> **Exercise directions**
Copy each line of the entries beneath that contains the word "full".

────

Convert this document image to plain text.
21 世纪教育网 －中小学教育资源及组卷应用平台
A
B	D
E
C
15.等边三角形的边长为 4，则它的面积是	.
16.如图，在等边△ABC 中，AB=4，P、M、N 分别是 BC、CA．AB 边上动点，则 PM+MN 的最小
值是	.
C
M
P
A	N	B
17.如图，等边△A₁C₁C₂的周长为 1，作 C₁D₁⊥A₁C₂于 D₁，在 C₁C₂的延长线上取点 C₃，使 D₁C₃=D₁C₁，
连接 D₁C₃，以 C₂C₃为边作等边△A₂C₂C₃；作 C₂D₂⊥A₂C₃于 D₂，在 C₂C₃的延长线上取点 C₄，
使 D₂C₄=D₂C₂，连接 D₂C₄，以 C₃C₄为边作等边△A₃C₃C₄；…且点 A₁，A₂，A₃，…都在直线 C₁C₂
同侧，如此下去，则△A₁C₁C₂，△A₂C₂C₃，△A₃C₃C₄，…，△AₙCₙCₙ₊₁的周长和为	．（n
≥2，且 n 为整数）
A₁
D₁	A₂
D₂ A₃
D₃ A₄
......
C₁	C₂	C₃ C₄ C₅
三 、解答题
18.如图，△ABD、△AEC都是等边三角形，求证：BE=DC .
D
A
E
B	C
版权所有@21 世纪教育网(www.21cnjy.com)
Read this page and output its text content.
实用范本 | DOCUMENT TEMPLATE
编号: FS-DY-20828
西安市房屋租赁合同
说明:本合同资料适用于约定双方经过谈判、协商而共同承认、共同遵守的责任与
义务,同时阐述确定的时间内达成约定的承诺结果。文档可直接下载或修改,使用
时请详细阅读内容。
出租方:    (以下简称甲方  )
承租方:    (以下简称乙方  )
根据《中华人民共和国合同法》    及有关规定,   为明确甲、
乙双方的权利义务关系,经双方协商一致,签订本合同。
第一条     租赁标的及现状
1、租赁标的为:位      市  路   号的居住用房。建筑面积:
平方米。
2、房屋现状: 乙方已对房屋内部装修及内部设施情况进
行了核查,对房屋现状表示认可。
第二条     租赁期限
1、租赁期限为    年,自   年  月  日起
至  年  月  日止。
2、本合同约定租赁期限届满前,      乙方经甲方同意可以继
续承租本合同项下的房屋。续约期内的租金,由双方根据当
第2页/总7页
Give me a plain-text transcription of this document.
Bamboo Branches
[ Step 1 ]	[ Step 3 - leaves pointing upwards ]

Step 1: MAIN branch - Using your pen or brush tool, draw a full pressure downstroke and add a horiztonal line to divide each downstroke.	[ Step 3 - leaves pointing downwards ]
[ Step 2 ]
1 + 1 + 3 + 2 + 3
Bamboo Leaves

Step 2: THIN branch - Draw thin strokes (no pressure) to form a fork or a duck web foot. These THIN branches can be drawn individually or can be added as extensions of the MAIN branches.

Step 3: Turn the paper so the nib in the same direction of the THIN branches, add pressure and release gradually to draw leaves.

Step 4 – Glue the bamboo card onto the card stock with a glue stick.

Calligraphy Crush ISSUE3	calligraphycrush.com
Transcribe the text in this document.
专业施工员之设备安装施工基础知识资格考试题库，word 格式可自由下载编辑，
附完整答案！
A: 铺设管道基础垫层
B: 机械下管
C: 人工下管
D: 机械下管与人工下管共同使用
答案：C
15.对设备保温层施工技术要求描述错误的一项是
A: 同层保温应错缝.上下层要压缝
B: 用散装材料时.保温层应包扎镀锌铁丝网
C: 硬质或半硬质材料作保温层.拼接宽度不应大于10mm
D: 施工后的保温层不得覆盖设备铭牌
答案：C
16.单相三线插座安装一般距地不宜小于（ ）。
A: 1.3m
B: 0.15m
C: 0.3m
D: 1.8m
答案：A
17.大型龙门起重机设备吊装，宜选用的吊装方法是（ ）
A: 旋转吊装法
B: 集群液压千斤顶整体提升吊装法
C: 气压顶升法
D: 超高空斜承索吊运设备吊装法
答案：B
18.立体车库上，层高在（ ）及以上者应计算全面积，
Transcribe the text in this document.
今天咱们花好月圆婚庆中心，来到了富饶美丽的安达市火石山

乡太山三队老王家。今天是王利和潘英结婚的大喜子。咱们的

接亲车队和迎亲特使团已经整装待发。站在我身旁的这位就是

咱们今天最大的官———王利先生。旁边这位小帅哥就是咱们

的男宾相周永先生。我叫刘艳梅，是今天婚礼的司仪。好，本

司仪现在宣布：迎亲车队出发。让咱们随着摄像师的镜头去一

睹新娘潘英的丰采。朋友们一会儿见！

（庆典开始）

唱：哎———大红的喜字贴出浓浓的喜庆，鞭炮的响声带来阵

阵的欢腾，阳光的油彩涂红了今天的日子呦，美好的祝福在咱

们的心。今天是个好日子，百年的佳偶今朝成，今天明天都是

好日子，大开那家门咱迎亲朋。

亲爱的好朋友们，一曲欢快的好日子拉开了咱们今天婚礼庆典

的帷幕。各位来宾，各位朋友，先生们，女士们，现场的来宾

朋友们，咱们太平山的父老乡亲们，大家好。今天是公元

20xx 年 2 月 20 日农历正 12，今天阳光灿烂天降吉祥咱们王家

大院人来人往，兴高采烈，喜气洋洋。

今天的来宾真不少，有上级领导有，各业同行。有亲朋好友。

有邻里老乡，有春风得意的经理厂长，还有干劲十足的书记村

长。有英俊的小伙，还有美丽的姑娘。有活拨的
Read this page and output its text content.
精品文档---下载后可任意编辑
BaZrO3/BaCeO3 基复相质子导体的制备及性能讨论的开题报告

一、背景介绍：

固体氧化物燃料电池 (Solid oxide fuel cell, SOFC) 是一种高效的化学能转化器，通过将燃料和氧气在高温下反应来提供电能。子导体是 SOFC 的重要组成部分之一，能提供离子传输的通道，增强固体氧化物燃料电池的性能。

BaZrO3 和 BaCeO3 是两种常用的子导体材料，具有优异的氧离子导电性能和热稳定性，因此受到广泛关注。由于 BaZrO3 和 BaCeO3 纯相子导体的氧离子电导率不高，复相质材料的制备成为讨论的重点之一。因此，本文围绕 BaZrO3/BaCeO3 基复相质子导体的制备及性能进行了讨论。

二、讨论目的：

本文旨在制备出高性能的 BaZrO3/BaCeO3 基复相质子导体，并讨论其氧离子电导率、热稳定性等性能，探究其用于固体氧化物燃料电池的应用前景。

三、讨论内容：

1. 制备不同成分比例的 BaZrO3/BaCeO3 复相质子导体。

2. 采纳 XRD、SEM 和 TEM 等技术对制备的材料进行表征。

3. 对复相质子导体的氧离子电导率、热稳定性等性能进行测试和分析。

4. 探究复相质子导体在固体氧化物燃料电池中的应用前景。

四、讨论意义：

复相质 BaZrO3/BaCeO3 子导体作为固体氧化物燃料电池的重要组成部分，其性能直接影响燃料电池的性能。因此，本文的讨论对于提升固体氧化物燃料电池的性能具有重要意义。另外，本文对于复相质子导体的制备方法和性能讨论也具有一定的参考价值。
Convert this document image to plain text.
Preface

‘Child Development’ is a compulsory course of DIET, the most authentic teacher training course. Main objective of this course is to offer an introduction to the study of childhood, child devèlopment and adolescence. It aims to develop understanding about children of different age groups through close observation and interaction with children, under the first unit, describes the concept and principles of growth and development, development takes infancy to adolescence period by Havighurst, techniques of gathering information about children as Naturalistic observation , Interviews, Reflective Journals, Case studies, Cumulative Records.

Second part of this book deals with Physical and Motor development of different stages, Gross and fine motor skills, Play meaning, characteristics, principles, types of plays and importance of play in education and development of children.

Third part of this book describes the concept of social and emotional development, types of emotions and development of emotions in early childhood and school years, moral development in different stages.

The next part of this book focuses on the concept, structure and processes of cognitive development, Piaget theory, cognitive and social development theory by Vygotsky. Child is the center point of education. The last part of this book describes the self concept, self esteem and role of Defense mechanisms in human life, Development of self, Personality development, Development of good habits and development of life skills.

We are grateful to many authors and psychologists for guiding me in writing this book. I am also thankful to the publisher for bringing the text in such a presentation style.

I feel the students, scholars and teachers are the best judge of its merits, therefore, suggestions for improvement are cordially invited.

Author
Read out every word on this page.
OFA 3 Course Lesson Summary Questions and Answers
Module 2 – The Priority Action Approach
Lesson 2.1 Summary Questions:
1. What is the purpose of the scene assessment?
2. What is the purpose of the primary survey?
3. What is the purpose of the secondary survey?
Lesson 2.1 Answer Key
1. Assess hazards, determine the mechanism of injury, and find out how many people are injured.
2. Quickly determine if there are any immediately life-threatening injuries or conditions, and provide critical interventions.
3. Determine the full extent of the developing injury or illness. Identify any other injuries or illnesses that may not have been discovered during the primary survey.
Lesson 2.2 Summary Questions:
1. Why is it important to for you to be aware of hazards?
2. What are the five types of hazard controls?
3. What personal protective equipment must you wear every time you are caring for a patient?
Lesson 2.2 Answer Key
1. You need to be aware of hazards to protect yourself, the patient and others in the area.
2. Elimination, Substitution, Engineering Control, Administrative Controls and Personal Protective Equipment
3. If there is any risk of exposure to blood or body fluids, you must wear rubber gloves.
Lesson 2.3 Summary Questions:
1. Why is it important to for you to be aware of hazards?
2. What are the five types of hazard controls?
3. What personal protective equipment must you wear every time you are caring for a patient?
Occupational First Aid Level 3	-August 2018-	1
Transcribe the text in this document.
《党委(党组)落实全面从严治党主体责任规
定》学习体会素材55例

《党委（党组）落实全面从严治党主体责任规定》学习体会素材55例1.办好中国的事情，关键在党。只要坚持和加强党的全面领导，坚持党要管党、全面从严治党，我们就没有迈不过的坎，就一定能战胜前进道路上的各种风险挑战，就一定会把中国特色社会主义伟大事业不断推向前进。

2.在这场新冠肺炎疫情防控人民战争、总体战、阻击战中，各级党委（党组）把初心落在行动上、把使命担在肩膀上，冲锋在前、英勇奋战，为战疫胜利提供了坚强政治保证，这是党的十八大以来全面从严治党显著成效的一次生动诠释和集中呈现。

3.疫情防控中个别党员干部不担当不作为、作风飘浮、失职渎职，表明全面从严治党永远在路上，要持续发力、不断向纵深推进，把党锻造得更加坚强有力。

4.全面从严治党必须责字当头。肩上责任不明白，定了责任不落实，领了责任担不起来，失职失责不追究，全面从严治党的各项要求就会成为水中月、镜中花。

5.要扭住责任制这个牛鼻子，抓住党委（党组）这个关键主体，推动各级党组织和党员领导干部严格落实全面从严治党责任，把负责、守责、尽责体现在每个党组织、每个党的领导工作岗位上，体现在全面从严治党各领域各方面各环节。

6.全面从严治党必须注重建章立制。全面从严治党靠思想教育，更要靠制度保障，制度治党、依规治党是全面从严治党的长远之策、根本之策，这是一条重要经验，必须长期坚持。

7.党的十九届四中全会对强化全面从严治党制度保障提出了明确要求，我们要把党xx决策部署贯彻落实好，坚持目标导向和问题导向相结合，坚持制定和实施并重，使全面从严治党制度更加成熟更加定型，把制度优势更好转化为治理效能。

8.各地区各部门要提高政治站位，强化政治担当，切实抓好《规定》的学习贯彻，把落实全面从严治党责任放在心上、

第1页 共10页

────

> **Reply**
Step 1: MAIN branch - Using your pen or brush tool, draw a full pressure downstroke and add a horiztonal line to divide each downstroke.	[ Step 3 - leaves pointing downwards ]
3. Determine the full extent of the developing injury or illness. Identify any other injuries or illnesses that may not have been discovered during the primary survey.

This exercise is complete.